GOAL –
Reproduce every line in the listing that contains the word "como".

(Data entries)

* begin *

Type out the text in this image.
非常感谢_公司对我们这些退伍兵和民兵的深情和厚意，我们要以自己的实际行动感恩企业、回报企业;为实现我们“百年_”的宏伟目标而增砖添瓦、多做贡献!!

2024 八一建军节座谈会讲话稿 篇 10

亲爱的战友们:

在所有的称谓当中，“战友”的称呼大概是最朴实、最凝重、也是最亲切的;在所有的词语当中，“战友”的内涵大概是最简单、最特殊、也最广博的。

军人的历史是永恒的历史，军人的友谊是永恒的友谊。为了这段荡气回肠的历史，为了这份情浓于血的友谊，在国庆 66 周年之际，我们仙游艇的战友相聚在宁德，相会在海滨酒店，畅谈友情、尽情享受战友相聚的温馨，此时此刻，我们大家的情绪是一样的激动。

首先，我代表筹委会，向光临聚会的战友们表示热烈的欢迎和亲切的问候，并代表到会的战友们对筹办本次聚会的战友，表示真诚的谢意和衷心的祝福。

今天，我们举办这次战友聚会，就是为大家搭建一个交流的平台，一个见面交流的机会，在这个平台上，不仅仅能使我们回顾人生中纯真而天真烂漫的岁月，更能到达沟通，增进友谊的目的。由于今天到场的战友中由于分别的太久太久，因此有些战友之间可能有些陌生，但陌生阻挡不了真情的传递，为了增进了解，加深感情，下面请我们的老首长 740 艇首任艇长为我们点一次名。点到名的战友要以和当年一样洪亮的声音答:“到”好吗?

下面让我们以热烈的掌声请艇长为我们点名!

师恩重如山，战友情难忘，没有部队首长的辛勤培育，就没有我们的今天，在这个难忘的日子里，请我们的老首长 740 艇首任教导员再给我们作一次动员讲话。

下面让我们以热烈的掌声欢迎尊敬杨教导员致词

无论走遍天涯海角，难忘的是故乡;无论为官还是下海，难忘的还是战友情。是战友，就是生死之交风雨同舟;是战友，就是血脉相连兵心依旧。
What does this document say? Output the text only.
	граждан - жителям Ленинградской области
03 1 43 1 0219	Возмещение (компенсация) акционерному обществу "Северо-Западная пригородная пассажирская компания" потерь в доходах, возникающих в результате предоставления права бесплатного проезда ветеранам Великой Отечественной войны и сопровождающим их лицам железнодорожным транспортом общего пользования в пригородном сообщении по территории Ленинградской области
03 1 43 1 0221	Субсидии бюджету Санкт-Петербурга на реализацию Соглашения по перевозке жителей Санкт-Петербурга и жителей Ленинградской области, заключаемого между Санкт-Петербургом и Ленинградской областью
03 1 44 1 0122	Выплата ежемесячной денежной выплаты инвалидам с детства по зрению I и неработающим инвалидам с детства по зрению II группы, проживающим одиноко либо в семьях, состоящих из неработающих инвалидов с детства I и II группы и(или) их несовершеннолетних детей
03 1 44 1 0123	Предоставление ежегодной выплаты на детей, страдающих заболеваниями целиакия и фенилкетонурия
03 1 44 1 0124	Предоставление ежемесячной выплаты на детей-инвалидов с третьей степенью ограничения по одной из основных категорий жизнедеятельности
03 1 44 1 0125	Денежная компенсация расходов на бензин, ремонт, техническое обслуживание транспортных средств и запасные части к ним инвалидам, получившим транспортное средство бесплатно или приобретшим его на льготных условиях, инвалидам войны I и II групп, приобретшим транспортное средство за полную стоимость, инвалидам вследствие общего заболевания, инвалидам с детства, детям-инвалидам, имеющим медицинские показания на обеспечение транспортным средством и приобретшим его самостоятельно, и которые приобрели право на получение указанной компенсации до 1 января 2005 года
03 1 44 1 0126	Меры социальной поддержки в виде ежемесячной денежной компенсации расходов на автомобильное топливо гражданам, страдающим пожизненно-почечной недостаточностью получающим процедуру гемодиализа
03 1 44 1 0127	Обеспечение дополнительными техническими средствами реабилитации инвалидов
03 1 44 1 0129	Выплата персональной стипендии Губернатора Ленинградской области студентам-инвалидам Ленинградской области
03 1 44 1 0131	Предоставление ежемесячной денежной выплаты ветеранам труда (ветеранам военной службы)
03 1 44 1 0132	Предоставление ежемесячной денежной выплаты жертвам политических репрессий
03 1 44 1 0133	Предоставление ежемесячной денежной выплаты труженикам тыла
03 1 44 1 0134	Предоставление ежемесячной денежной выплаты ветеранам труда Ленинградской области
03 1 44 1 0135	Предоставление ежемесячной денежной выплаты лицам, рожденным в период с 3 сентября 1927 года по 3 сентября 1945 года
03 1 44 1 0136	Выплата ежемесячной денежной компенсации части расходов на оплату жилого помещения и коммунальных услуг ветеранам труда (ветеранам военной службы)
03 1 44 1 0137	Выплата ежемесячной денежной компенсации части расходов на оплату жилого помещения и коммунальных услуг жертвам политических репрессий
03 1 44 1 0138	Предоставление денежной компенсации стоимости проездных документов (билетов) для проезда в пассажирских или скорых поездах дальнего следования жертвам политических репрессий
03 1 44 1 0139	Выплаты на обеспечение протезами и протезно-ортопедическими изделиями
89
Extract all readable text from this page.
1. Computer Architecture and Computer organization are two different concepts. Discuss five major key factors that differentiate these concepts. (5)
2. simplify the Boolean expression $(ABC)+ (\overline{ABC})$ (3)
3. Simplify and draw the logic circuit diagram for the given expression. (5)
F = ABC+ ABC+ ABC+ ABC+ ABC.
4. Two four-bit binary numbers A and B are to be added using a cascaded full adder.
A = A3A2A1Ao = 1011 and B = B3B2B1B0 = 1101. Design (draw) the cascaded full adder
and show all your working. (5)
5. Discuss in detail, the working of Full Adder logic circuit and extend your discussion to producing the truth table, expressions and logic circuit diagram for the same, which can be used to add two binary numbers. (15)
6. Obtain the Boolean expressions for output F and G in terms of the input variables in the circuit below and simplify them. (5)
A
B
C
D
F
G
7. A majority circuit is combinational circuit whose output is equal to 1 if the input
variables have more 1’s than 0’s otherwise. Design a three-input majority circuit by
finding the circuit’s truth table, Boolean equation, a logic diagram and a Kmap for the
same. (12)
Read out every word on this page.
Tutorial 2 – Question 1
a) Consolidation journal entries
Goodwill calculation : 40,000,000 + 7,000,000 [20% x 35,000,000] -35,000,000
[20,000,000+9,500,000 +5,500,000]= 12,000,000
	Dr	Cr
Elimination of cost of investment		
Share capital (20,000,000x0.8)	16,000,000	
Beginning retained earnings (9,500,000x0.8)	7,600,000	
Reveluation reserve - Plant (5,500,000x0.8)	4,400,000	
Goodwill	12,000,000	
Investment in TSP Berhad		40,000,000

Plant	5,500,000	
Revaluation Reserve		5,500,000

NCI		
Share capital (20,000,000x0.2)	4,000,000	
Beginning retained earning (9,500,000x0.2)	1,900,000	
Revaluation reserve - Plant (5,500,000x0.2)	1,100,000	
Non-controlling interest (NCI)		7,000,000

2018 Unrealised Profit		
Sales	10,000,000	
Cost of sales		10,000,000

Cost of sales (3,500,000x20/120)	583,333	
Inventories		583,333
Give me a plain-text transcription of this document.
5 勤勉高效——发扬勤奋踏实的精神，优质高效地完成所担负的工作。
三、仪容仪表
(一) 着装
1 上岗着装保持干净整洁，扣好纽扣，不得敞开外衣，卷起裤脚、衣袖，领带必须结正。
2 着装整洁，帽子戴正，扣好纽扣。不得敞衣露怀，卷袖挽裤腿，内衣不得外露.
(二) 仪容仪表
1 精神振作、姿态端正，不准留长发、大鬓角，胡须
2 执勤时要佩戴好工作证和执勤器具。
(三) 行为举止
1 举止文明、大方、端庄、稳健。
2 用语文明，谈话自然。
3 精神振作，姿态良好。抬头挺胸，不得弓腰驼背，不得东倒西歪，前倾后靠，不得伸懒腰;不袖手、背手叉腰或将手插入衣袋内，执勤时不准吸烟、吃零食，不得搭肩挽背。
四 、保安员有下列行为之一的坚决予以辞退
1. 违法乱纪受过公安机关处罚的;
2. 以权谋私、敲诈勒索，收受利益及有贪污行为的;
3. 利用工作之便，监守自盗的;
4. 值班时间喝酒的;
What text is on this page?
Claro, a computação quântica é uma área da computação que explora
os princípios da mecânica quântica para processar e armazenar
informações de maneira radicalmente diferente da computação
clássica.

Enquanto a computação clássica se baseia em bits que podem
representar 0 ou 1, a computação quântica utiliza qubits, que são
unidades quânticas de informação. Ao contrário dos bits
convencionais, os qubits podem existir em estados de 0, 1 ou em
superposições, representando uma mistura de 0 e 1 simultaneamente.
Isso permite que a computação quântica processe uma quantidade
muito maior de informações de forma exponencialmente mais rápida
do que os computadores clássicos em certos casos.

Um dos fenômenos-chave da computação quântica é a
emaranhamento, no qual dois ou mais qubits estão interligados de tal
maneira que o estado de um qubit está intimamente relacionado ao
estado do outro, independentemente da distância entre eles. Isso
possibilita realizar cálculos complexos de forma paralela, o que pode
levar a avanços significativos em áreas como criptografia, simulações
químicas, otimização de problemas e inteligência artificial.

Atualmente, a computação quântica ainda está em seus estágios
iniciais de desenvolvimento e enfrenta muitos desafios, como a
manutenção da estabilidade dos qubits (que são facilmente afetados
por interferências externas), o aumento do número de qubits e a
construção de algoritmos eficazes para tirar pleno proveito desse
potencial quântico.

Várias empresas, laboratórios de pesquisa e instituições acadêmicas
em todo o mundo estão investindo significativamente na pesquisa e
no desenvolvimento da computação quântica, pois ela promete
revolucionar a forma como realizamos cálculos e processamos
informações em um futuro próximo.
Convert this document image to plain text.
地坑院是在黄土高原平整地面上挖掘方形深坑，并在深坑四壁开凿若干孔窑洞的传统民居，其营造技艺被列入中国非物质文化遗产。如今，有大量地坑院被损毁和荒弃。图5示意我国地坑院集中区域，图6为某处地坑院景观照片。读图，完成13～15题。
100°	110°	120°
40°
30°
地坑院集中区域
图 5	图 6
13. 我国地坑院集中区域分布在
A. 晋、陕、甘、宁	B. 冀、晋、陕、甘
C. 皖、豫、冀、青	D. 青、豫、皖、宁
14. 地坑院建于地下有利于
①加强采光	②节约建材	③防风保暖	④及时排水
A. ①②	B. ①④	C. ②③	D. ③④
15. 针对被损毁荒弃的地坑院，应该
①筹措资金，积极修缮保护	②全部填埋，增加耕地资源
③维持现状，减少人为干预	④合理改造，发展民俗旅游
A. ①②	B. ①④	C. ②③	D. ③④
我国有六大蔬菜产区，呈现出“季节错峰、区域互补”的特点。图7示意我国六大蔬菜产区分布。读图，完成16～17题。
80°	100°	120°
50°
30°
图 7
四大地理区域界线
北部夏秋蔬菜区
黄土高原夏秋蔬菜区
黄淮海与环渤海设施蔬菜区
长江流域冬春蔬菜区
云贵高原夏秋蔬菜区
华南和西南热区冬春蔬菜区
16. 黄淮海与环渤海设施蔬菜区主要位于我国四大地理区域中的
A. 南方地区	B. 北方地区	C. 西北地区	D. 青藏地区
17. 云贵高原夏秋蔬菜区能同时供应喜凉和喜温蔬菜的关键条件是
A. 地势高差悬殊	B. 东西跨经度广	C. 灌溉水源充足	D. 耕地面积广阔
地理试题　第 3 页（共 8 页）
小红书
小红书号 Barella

* end *

COMPLETE ANSWER –
levar a avanços significativos em áreas como criptografia, simulações
iniciais de desenvolvimento e enfrenta muitos desafios, como a
revolucionar a forma como realizamos cálculos e processamos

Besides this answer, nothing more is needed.